The noisy rate-distortion function $\mathsf{R}^{\mathsf{noisy}}(\mathsf{D})$ for a given $\mathsf{D}\geq 0$ , is defined as the minimum rate $\mathsf{R}$ such that $(\mathsf{R},\mathsf{D})$ is an achievable rate-distortion pair. This problem arises naturally in many data analytic problems. Some examples include feature selection of a high-dimensional dataset, clustering, and matrix completion. This problem was first studied by Dobrushin and Tsybakov [Noisy_SourceCoding_Dobrushin], who showed that $\mathsf{R}^{\mathsf{noisy}}(\mathsf{D})$ is analogous to the classical rate-distortion function

\displaystyle\mathsf{R}^{\mathsf{noisy}}(\mathsf{D})

\displaystyle=\inf_{\begin{subarray}{c}P_{\hat{Y}|X}:{\mathbb{E}}[d(Y,\hat{Y})]\leq\mathsf{D},\\ Y\mathrel{\multimap}\joinrel\mathrel{-}\mspace{-9.0mu}\joinrel\mathrel{-}X\mathrel{\multimap}\joinrel\mathrel{-}\mspace{-9.0mu}\joinrel\mathrel{-}\hat{Y}\end{subarray}}I(X;\hat{Y}).

(29)

It can be easily verified that ${\mathbb{E}}[d(Y,\hat{Y})]=H(Y|\hat{Y})$ and hence (after relabeling $\hat{Y}$ as $T$ )

\mathsf{R}^{\mathsf{noisy}}(\mathsf{D})=\inf_{\begin{subarray}{c}P_{T|X}:I(Y;T)\geq R,\\ Y\mathrel{\multimap}\joinrel\mathrel{-}\mspace{-9.0mu}\joinrel\mathrel{-}X\mathrel{\multimap}\joinrel\mathrel{-}\mspace{-9.0mu}\joinrel\mathrel{-}T\end{subarray}}I(X;T),

(30)

where $R=H(Y)-\mathsf{D}$ , which is equal to $\widetilde{\mathsf{IB}}$ defined in (4). For more details in connection between noisy source coding and $\mathsf{IB}$ , the reader is referred to [Bottleneck_Shamai, Bottleneck_Polyanskiy, Courtade_CEO, Collaborative_IB]. Notice that one can study an essentially identical problem where the distortion constraint (28) is replaced by

\lim_{n\to\infty}\frac{1}{n}I(Y^{n};\psi(\phi(X^{n})))\geq R,\qquad\text{and}\qquad\limsup_{n\to\infty}\frac{1}{n}\log K_{n}\leq\mathsf{R}.

-- Dataset extract --

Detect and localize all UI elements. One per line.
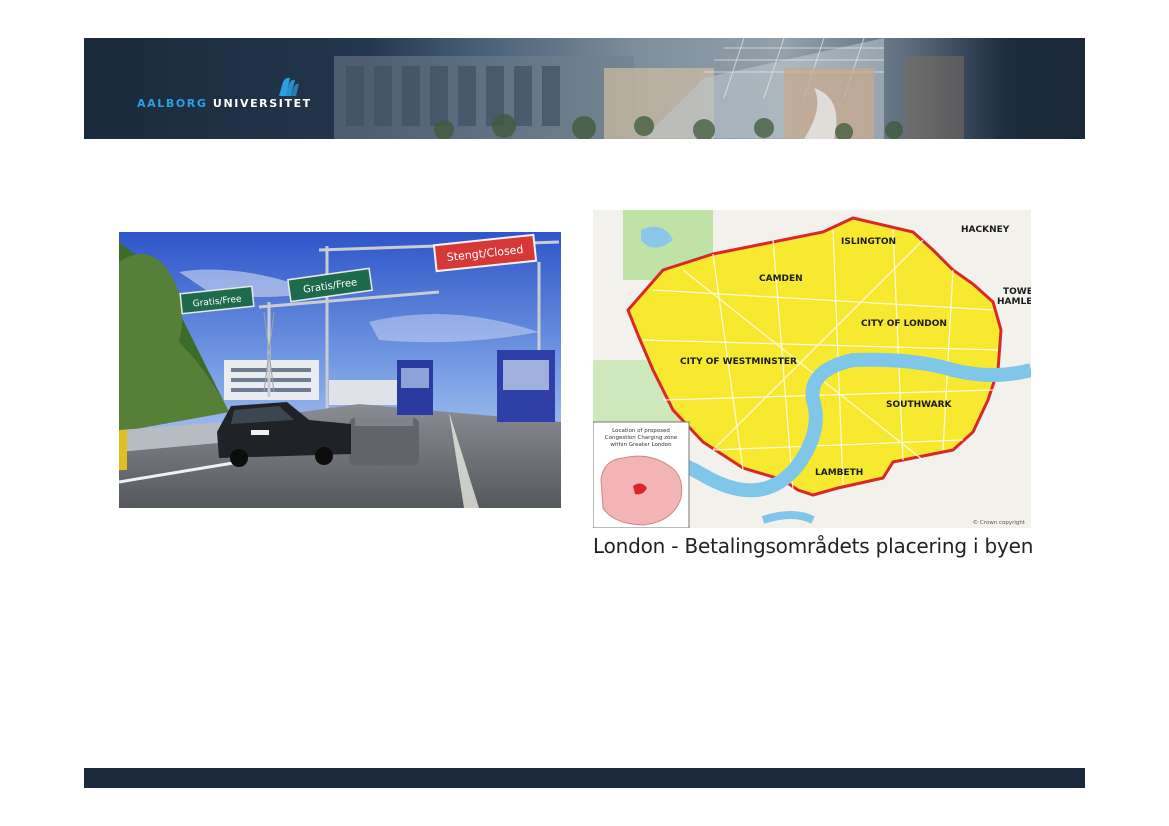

-- Stated task --
According to the excerpt on the noisy rate-distortion function, who first studied this problem?

-- Worked solution --
Dobrushin and Tsybakov